::: PROVIDED RECORDS :::

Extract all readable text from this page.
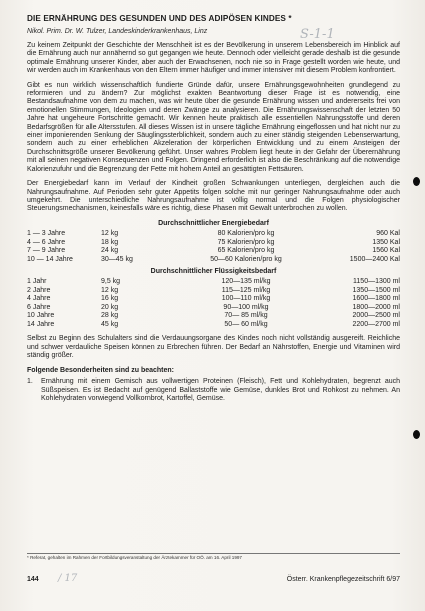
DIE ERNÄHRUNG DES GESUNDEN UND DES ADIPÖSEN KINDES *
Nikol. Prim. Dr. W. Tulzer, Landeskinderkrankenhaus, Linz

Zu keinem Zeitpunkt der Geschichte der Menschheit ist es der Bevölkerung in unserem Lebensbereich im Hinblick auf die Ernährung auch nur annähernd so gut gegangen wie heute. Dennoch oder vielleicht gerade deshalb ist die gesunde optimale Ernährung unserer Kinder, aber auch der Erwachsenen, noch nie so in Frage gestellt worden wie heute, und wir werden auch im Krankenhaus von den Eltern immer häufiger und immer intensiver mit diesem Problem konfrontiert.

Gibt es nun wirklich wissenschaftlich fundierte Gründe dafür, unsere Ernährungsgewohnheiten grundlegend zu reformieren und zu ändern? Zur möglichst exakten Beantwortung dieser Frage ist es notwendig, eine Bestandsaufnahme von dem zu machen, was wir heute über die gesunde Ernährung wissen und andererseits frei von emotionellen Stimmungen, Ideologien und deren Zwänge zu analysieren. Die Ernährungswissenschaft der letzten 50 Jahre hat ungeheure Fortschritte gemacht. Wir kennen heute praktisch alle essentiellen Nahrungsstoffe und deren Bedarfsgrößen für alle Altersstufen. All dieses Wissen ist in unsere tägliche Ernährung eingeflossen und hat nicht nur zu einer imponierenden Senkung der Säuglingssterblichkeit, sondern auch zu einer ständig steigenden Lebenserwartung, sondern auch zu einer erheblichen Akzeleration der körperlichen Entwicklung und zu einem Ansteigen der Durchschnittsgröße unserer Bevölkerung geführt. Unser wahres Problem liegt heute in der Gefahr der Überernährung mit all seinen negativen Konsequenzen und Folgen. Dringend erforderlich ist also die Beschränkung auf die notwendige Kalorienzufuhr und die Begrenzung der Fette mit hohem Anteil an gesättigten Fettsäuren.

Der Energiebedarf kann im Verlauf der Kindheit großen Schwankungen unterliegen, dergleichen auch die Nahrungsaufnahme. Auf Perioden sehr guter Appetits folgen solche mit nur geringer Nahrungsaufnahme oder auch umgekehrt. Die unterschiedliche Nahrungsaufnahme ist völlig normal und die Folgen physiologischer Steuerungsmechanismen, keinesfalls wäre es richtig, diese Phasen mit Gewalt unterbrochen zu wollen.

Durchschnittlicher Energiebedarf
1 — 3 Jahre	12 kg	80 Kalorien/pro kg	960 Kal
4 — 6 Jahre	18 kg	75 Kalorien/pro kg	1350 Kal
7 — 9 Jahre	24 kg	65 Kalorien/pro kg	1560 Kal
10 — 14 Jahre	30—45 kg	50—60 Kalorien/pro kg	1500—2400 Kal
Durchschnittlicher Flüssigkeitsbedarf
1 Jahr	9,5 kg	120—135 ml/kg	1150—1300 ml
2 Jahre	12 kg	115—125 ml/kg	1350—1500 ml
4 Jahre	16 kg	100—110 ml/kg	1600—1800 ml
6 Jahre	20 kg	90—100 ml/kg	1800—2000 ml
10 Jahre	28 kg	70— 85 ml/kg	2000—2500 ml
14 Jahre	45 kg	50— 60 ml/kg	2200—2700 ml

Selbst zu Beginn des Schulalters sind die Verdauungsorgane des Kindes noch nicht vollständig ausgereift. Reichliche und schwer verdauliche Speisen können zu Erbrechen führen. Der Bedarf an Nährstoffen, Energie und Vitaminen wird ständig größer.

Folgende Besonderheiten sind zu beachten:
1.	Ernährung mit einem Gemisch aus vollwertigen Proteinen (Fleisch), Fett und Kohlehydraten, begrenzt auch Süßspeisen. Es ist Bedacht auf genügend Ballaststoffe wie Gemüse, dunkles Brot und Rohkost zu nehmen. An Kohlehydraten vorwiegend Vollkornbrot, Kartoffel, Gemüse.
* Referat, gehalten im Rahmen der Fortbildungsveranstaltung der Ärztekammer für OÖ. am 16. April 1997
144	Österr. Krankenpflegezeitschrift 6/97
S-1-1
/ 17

:::

**WHAT TO PRODUCE**
An exact copy of every record above is needed, with all pictures left out.

**FINISHED TASK**
Extract all readable text from this page.
DIE ERNÄHRUNG DES GESUNDEN UND DES ADIPÖSEN KINDES *
Nikol. Prim. Dr. W. Tulzer, Landeskinderkrankenhaus, Linz

Zu keinem Zeitpunkt der Geschichte der Menschheit ist es der Bevölkerung in unserem Lebensbereich im Hinblick auf die Ernährung auch nur annähernd so gut gegangen wie heute. Dennoch oder vielleicht gerade deshalb ist die gesunde optimale Ernährung unserer Kinder, aber auch der Erwachsenen, noch nie so in Frage gestellt worden wie heute, und wir werden auch im Krankenhaus von den Eltern immer häufiger und immer intensiver mit diesem Problem konfrontiert.

Gibt es nun wirklich wissenschaftlich fundierte Gründe dafür, unsere Ernährungsgewohnheiten grundlegend zu reformieren und zu ändern? Zur möglichst exakten Beantwortung dieser Frage ist es notwendig, eine Bestandsaufnahme von dem zu machen, was wir heute über die gesunde Ernährung wissen und andererseits frei von emotionellen Stimmungen, Ideologien und deren Zwänge zu analysieren. Die Ernährungswissenschaft der letzten 50 Jahre hat ungeheure Fortschritte gemacht. Wir kennen heute praktisch alle essentiellen Nahrungsstoffe und deren Bedarfsgrößen für alle Altersstufen. All dieses Wissen ist in unsere tägliche Ernährung eingeflossen und hat nicht nur zu einer imponierenden Senkung der Säuglingssterblichkeit, sondern auch zu einer ständig steigenden Lebenserwartung, sondern auch zu einer erheblichen Akzeleration der körperlichen Entwicklung und zu einem Ansteigen der Durchschnittsgröße unserer Bevölkerung geführt. Unser wahres Problem liegt heute in der Gefahr der Überernährung mit all seinen negativen Konsequenzen und Folgen. Dringend erforderlich ist also die Beschränkung auf die notwendige Kalorienzufuhr und die Begrenzung der Fette mit hohem Anteil an gesättigten Fettsäuren.

Der Energiebedarf kann im Verlauf der Kindheit großen Schwankungen unterliegen, dergleichen auch die Nahrungsaufnahme. Auf Perioden sehr guter Appetits folgen solche mit nur geringer Nahrungsaufnahme oder auch umgekehrt. Die unterschiedliche Nahrungsaufnahme ist völlig normal und die Folgen physiologischer Steuerungsmechanismen, keinesfalls wäre es richtig, diese Phasen mit Gewalt unterbrochen zu wollen.

Durchschnittlicher Energiebedarf
1 — 3 Jahre	12 kg	80 Kalorien/pro kg	960 Kal
4 — 6 Jahre	18 kg	75 Kalorien/pro kg	1350 Kal
7 — 9 Jahre	24 kg	65 Kalorien/pro kg	1560 Kal
10 — 14 Jahre	30—45 kg	50—60 Kalorien/pro kg	1500—2400 Kal
Durchschnittlicher Flüssigkeitsbedarf
1 Jahr	9,5 kg	120—135 ml/kg	1150—1300 ml
2 Jahre	12 kg	115—125 ml/kg	1350—1500 ml
4 Jahre	16 kg	100—110 ml/kg	1600—1800 ml
6 Jahre	20 kg	90—100 ml/kg	1800—2000 ml
10 Jahre	28 kg	70— 85 ml/kg	2000—2500 ml
14 Jahre	45 kg	50— 60 ml/kg	2200—2700 ml

Selbst zu Beginn des Schulalters sind die Verdauungsorgane des Kindes noch nicht vollständig ausgereift. Reichliche und schwer verdauliche Speisen können zu Erbrechen führen. Der Bedarf an Nährstoffen, Energie und Vitaminen wird ständig größer.

Folgende Besonderheiten sind zu beachten:
1.	Ernährung mit einem Gemisch aus vollwertigen Proteinen (Fleisch), Fett und Kohlehydraten, begrenzt auch Süßspeisen. Es ist Bedacht auf genügend Ballaststoffe wie Gemüse, dunkles Brot und Rohkost zu nehmen. An Kohlehydraten vorwiegend Vollkornbrot, Kartoffel, Gemüse.
* Referat, gehalten im Rahmen der Fortbildungsveranstaltung der Ärztekammer für OÖ. am 16. April 1997
144	Österr. Krankenpflegezeitschrift 6/97
S-1-1
/ 17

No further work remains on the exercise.